SET EXERCISE:
State only how many lines contain the string "open".

┌──

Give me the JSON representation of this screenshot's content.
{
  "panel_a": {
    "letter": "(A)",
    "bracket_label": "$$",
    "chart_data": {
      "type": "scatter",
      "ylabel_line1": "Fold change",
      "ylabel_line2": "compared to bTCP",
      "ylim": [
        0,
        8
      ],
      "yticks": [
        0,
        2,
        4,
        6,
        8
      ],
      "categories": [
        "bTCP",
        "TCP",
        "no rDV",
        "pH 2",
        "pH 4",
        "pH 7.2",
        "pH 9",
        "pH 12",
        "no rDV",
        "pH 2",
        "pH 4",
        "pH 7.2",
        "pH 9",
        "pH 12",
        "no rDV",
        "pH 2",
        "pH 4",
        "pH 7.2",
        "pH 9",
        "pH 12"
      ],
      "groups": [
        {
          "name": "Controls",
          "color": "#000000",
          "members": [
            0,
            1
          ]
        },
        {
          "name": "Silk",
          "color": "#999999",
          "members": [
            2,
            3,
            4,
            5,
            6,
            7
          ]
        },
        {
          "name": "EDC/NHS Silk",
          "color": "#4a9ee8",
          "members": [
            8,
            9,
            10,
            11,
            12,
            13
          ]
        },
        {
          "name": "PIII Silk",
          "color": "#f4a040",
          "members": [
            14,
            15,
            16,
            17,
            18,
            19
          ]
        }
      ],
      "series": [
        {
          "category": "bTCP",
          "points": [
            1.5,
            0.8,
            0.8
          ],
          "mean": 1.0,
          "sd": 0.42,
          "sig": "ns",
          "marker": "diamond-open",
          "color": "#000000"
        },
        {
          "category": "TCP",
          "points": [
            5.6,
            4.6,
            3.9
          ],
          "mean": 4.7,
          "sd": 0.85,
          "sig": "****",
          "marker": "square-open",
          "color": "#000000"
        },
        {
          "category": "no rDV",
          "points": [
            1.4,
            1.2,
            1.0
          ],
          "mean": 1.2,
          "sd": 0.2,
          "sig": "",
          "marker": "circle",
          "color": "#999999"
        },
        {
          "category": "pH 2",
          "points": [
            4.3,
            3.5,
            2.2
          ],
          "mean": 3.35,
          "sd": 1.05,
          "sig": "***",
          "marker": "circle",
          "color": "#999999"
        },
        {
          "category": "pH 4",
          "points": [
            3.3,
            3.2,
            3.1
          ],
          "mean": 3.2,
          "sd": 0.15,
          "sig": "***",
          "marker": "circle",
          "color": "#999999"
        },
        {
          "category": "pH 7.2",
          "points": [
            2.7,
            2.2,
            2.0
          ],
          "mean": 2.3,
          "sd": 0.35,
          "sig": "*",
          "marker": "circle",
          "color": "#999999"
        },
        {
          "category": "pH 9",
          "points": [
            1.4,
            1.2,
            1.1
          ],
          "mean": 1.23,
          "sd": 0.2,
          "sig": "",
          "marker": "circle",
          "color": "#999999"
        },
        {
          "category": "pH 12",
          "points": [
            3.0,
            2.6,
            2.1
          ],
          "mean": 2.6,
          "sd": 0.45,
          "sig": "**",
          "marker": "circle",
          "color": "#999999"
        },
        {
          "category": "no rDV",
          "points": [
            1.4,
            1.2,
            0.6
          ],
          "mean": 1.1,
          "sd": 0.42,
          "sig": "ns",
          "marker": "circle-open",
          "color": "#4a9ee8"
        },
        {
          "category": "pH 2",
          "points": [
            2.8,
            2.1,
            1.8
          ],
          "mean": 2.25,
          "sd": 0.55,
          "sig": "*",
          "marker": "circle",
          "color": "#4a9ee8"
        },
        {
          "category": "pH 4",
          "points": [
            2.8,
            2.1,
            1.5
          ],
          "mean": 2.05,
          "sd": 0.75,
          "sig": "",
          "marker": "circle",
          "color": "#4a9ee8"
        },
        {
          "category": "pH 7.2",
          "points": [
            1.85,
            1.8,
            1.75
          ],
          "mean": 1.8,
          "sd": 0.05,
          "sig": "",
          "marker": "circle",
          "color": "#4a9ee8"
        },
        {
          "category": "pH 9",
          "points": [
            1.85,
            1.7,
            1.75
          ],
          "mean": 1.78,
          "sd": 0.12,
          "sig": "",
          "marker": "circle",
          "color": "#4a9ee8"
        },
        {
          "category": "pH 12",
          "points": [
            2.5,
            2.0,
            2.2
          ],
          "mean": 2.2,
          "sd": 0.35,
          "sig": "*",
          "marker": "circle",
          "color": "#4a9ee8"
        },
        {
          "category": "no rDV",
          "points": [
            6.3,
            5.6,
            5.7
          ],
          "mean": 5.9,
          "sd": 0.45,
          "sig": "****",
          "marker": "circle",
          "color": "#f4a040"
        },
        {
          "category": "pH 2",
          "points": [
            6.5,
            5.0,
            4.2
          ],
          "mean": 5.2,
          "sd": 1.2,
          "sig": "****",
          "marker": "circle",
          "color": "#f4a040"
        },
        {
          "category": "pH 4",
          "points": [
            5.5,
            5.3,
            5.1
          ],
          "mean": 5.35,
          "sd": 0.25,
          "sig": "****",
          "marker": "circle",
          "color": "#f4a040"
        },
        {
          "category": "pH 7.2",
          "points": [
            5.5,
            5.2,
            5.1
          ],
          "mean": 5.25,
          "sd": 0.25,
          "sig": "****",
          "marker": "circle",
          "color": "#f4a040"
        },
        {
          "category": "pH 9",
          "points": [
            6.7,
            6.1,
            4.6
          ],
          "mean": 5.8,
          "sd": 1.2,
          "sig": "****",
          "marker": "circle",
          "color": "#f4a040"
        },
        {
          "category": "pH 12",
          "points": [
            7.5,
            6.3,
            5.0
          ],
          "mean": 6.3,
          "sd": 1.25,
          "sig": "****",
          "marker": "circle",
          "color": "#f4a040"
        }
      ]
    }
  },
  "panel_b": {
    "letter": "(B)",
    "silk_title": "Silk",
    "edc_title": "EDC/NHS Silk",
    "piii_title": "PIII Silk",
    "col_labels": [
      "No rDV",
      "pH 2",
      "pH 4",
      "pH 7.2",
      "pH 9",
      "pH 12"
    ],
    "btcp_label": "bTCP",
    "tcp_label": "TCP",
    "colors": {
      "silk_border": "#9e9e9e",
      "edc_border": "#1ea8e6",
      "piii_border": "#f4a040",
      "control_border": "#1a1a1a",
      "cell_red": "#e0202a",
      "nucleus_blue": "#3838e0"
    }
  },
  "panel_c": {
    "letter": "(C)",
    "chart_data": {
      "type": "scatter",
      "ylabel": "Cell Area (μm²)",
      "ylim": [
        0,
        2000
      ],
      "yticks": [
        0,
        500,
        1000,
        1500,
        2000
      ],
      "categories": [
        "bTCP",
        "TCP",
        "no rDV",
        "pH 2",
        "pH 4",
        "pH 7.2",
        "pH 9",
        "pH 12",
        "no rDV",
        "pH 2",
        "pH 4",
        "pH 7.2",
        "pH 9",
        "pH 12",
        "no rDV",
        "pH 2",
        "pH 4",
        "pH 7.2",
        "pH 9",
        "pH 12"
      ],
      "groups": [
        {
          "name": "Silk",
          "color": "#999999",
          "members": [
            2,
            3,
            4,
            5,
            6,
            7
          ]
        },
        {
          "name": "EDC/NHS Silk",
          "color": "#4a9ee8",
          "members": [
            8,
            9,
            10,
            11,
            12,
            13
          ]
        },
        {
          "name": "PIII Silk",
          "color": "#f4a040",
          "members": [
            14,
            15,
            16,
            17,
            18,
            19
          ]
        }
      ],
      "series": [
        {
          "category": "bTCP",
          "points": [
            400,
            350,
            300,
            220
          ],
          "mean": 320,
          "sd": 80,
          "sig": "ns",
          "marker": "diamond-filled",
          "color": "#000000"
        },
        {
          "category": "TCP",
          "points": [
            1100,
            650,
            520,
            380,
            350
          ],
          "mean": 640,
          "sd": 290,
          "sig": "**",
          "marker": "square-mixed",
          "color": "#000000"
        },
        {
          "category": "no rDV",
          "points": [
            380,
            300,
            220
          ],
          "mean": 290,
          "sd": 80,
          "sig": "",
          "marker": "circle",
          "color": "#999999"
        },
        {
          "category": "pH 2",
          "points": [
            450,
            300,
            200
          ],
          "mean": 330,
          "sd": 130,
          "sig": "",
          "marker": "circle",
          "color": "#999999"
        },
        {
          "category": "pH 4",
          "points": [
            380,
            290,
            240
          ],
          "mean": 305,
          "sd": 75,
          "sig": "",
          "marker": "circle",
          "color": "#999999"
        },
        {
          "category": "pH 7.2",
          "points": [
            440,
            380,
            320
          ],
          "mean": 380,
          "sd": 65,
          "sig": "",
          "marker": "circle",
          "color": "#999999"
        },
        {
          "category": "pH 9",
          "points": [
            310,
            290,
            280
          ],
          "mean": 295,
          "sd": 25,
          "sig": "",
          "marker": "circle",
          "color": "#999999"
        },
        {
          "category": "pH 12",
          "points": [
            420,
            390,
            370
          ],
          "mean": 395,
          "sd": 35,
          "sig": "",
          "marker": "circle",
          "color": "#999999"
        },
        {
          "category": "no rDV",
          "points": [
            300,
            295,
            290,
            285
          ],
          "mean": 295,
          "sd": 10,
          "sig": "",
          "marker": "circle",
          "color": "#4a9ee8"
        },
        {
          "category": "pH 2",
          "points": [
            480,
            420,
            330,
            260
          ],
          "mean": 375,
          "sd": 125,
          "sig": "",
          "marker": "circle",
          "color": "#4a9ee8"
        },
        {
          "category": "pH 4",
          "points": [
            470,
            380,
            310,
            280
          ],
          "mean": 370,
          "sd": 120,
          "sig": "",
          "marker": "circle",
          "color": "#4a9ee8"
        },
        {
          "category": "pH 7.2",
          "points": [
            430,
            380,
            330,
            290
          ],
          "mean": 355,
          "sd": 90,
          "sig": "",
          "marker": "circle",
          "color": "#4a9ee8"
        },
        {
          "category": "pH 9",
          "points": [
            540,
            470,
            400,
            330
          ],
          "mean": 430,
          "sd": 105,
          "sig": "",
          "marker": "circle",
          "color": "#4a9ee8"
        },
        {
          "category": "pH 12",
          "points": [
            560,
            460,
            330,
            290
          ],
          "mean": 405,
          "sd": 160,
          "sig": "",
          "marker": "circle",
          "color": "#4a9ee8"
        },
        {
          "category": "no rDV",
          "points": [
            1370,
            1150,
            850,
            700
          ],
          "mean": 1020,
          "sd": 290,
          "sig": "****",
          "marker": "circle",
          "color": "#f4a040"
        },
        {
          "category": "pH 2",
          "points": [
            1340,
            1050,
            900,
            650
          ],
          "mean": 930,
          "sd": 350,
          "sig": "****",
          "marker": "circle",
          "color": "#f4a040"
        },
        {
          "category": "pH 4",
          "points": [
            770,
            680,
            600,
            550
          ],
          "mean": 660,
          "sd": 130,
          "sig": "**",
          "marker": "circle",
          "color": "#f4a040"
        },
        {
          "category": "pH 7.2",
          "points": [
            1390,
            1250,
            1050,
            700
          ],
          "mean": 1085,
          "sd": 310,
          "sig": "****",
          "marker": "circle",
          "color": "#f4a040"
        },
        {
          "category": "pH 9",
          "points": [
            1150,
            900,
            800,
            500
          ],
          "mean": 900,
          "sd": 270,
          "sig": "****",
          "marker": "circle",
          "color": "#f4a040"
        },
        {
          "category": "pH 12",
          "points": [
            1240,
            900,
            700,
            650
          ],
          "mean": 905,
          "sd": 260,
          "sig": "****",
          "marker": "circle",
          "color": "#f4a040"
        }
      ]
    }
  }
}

└──

RESPONSE:
3